Please transcribe the listing below in full and word for word, without its pictures.

Stored records:
_ _ _ _
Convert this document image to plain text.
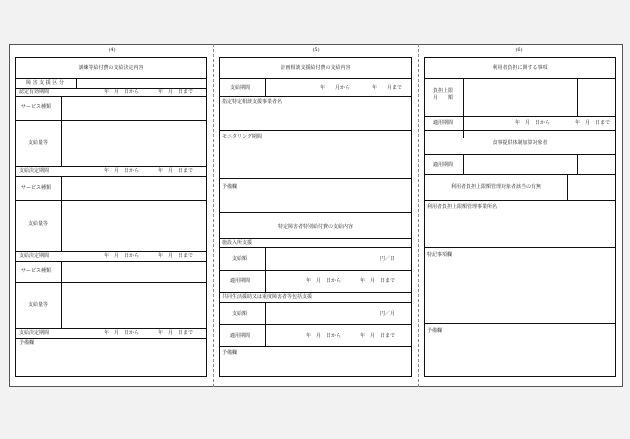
(4)	(5)	(6)
訓練等給付費の支給決定内容
障 害 支 援 区 分
認定有効期間	年　月　日から	年　月　日まで
サービス種類
支給量等
支給決定期間	年　月　日から	年　月　日まで
サービス種類
支給量等
支給決定期間	年　月　日から	年　月　日まで
サービス種類
支給量等
支給決定期間	年　月　日から	年　月　日まで
予備欄
計画相談支援給付費の支給内容
支給期間	年　　月から	年　　月まで
指定特定相談支援事業者名
モニタリング期間
予備欄
特定障害者特別給付費の支給内容
施設入所支援
支給額	円／日
適用期間	年　月　日から	年　月　日まで
共同生活援助又は重度障害者等包括支援
支給額	円／月
適用期間	年　月　日から	年　月　日まで
予備欄
利用者負担に関する事項
負担上限
月　　額
適用期間	年　月　日から	年　月　日まで
食事提供体制加算対象者
適用期間
利用者負担上限額管理対象者該当の有無
利用者負担上限額管理事業所名
特記事項欄
予備欄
_ _ _ _
*OUTPUT FOR THIS EXERCISE*:
Convert this document image to plain text.
(4)	(5)	(6)
訓練等給付費の支給決定内容
障 害 支 援 区 分
認定有効期間	年　月　日から	年　月　日まで
サービス種類
支給量等
支給決定期間	年　月　日から	年　月　日まで
サービス種類
支給量等
支給決定期間	年　月　日から	年　月　日まで
サービス種類
支給量等
支給決定期間	年　月　日から	年　月　日まで
予備欄
計画相談支援給付費の支給内容
支給期間	年　　月から	年　　月まで
指定特定相談支援事業者名
モニタリング期間
予備欄
特定障害者特別給付費の支給内容
施設入所支援
支給額	円／日
適用期間	年　月　日から	年　月　日まで
共同生活援助又は重度障害者等包括支援
支給額	円／月
適用期間	年　月　日から	年　月　日まで
予備欄
利用者負担に関する事項
負担上限
月　　額
適用期間	年　月　日から	年　月　日まで
食事提供体制加算対象者
適用期間
利用者負担上限額管理対象者該当の有無
利用者負担上限額管理事業所名
特記事項欄
予備欄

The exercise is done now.